### TASK DESCRIPTION
Reproduce the lines below verbatim, starting with the first line and continuing through the line that contains "entry-referred: Dr Crick: [82, 548, 130, 561]", with both of those lines included.

━━━━━ EXCERPTED DATA

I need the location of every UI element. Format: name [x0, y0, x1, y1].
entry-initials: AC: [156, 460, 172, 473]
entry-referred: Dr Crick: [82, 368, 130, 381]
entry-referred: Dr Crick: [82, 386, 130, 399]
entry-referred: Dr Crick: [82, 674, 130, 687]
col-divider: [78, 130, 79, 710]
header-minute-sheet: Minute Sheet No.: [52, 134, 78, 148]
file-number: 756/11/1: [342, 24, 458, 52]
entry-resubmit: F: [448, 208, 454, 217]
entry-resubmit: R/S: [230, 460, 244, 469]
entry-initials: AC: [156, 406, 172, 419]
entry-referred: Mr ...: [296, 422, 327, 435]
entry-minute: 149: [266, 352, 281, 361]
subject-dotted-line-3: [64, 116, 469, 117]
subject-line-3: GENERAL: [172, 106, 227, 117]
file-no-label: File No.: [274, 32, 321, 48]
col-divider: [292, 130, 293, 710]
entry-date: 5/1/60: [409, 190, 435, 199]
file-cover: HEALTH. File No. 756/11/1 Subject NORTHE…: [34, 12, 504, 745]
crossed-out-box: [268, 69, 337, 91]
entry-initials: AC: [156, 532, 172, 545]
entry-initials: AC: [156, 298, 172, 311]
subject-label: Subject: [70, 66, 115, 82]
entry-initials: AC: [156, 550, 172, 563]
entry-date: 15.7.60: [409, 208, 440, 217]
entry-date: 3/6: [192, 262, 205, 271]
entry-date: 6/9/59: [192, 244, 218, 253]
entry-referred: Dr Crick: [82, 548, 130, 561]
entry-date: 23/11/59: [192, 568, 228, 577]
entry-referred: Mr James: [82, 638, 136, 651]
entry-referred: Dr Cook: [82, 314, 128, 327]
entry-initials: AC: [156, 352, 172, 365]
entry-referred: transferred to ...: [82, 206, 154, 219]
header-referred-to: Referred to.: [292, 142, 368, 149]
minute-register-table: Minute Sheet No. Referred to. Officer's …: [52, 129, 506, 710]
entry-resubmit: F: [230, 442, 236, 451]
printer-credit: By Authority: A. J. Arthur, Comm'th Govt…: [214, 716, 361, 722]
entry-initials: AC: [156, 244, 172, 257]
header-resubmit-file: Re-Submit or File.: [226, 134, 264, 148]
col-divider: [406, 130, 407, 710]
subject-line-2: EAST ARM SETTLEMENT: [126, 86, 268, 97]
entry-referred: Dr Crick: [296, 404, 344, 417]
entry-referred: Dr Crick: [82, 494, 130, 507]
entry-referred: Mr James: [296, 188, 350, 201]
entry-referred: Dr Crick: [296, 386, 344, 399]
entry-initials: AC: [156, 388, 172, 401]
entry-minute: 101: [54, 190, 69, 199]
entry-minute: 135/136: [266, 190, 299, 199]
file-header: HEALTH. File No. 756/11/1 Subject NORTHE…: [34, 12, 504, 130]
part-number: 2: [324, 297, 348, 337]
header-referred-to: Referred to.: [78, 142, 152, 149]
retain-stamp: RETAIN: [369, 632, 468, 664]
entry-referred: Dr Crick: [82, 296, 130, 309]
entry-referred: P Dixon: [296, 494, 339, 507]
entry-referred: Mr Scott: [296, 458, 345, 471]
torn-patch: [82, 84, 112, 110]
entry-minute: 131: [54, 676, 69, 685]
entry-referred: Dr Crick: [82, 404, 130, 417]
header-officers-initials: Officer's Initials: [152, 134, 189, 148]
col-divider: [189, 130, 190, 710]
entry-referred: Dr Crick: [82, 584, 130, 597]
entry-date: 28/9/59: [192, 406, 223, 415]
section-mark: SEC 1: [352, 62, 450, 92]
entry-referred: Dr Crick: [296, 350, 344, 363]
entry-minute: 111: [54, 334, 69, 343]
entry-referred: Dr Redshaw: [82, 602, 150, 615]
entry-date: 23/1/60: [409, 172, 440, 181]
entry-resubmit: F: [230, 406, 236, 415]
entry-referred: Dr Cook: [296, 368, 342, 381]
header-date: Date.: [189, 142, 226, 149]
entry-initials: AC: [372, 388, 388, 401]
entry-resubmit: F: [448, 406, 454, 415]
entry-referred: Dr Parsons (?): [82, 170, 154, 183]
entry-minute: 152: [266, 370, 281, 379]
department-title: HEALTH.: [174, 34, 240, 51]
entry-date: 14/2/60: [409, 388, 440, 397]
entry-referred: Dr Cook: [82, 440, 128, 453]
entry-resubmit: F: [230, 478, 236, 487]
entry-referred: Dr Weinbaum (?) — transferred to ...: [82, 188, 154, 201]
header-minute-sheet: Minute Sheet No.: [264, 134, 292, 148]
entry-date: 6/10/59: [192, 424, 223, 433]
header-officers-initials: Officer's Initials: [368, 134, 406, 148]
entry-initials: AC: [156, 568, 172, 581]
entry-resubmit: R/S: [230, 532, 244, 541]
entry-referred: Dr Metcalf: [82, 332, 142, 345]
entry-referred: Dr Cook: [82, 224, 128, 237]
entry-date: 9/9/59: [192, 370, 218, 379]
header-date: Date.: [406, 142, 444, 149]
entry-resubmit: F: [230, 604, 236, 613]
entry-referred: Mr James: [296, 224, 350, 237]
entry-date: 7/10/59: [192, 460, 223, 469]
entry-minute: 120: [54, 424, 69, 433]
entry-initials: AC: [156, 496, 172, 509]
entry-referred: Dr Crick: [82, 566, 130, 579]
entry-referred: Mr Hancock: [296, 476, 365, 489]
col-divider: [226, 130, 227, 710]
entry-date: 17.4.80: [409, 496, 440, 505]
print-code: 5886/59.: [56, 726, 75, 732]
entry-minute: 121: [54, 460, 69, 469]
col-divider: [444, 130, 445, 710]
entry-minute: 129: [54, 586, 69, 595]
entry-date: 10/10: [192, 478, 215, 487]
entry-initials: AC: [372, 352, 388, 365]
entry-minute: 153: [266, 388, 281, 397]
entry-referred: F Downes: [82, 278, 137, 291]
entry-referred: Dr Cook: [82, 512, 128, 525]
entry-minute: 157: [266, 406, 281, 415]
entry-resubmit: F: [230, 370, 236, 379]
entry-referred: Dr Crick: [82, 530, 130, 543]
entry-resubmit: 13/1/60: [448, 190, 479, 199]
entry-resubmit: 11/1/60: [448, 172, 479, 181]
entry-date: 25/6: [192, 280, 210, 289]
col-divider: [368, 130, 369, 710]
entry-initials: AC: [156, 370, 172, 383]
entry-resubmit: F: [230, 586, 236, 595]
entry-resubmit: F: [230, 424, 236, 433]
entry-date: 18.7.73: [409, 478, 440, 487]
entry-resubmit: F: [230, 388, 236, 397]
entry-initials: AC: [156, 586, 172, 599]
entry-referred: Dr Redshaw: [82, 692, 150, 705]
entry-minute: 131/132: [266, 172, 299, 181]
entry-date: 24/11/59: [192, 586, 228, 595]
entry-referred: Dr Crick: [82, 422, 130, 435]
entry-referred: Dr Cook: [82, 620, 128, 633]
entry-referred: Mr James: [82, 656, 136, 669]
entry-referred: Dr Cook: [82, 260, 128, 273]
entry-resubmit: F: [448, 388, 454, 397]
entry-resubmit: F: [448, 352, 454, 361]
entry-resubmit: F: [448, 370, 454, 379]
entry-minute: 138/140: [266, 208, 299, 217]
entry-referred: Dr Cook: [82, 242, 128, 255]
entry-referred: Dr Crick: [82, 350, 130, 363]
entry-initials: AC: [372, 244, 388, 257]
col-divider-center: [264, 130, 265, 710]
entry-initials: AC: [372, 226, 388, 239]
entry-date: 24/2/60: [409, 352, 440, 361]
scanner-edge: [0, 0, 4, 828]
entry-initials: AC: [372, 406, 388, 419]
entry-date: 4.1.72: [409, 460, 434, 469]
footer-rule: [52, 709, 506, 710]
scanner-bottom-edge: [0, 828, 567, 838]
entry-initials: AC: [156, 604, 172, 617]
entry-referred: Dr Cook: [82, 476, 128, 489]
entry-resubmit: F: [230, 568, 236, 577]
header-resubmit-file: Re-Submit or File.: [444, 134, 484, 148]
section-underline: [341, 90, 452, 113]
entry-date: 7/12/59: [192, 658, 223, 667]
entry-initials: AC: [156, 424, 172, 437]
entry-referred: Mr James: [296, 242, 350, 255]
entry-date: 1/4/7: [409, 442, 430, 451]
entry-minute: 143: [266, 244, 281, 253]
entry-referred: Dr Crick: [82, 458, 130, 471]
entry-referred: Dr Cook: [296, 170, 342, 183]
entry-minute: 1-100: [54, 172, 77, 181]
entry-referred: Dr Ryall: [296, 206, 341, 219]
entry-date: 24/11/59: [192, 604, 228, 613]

━━━━━━━━━━

### ANSWER TO THIS EXERCISE
I need the location of every UI element. Format: name [x0, y0, x1, y1].
entry-initials: AC: [156, 460, 172, 473]
entry-referred: Dr Crick: [82, 368, 130, 381]
entry-referred: Dr Crick: [82, 386, 130, 399]
entry-referred: Dr Crick: [82, 674, 130, 687]
col-divider: [78, 130, 79, 710]
header-minute-sheet: Minute Sheet No.: [52, 134, 78, 148]
file-number: 756/11/1: [342, 24, 458, 52]
entry-resubmit: F: [448, 208, 454, 217]
entry-resubmit: R/S: [230, 460, 244, 469]
entry-initials: AC: [156, 406, 172, 419]
entry-referred: Mr ...: [296, 422, 327, 435]
entry-minute: 149: [266, 352, 281, 361]
subject-dotted-line-3: [64, 116, 469, 117]
subject-line-3: GENERAL: [172, 106, 227, 117]
file-no-label: File No.: [274, 32, 321, 48]
col-divider: [292, 130, 293, 710]
entry-date: 5/1/60: [409, 190, 435, 199]
file-cover: HEALTH. File No. 756/11/1 Subject NORTHE…: [34, 12, 504, 745]
crossed-out-box: [268, 69, 337, 91]
entry-initials: AC: [156, 532, 172, 545]
entry-initials: AC: [156, 298, 172, 311]
subject-label: Subject: [70, 66, 115, 82]
entry-initials: AC: [156, 550, 172, 563]
entry-date: 15.7.60: [409, 208, 440, 217]
entry-date: 3/6: [192, 262, 205, 271]
entry-date: 6/9/59: [192, 244, 218, 253]
entry-referred: Dr Crick: [82, 548, 130, 561]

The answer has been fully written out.